Saved entries:
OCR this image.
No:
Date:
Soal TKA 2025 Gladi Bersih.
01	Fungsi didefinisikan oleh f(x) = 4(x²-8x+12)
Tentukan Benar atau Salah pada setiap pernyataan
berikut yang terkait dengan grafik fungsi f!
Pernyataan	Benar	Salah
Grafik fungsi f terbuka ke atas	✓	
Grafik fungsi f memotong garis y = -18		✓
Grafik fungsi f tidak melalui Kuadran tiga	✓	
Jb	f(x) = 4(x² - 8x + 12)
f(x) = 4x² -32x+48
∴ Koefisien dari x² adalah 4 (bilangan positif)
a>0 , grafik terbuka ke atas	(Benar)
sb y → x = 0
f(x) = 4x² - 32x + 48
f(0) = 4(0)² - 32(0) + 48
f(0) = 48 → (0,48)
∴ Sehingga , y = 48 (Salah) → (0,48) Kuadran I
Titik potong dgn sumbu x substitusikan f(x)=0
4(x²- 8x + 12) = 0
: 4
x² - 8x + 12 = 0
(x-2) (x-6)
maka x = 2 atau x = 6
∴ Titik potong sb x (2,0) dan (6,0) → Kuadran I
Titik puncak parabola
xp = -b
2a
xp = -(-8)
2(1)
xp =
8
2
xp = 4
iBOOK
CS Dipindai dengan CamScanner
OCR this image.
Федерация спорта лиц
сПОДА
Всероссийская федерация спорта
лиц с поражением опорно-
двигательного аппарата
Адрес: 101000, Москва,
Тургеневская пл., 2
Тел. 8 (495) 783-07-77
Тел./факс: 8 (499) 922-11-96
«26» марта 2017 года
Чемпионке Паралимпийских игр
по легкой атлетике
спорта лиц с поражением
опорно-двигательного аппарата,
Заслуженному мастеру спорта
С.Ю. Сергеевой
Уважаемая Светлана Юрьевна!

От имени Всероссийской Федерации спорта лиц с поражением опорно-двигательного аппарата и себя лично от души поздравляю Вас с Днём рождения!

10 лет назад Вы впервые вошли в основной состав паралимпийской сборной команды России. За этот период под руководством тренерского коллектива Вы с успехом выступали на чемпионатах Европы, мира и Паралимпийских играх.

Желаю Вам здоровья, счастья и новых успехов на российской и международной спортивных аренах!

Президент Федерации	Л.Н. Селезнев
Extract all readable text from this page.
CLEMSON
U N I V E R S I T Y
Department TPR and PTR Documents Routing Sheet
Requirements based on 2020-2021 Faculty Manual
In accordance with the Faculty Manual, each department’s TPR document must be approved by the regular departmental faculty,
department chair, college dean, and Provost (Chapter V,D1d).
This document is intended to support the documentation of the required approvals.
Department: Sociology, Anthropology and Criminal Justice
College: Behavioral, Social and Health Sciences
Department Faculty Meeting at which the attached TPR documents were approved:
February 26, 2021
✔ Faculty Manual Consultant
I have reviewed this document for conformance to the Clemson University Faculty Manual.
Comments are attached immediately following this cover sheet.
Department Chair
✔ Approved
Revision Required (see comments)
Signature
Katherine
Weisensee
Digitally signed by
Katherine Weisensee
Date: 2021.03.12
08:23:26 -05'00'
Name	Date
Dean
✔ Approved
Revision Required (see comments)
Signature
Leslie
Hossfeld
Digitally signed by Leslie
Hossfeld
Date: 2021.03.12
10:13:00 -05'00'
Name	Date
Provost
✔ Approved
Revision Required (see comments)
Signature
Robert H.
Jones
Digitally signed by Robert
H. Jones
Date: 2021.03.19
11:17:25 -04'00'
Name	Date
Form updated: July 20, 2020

→ What the exercise asks:
Report all lines of the data above that include the string "спорта".

→ Answer to the task:
Федерация спорта лиц
Всероссийская федерация спорта
спорта лиц с поражением
Заслуженному мастеру спорта
От имени Всероссийской Федерации спорта лиц с поражением опорно-двигательного аппарата и себя лично от души поздравляю Вас с Днём рождения!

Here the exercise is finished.